**TASK REQUIREMENTS:**
Look through the lines and report how many include the word "innovation", giving nothing but the number.

**ENTRIES SUPPLIED:**

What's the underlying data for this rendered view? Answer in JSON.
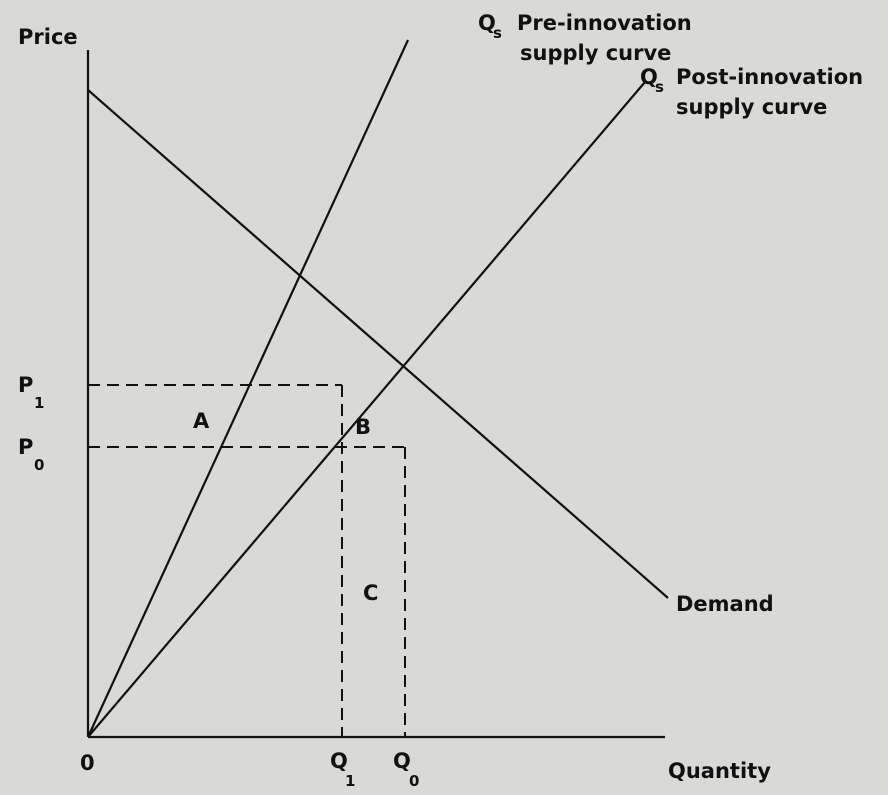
{
  "axes": {
    "y_label": "Price",
    "x_label": "Quantity",
    "origin": "0"
  },
  "curves": {
    "pre_supply": {
      "symbol": "Q",
      "subscript": "s",
      "line1": "Pre-innovation",
      "line2": "supply curve"
    },
    "post_supply": {
      "symbol": "Q",
      "subscript": "s",
      "line1": "Post-innovation",
      "line2": "supply curve"
    },
    "demand": {
      "label": "Demand"
    }
  },
  "prices": [
    {
      "symbol": "P",
      "subscript": "1"
    },
    {
      "symbol": "P",
      "subscript": "0"
    }
  ],
  "quantities": [
    {
      "symbol": "Q",
      "subscript": "1"
    },
    {
      "symbol": "Q",
      "subscript": "0"
    }
  ],
  "areas": [
    "A",
    "B",
    "C"
  ]
}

**OUTPUT OF THE TASK:**
2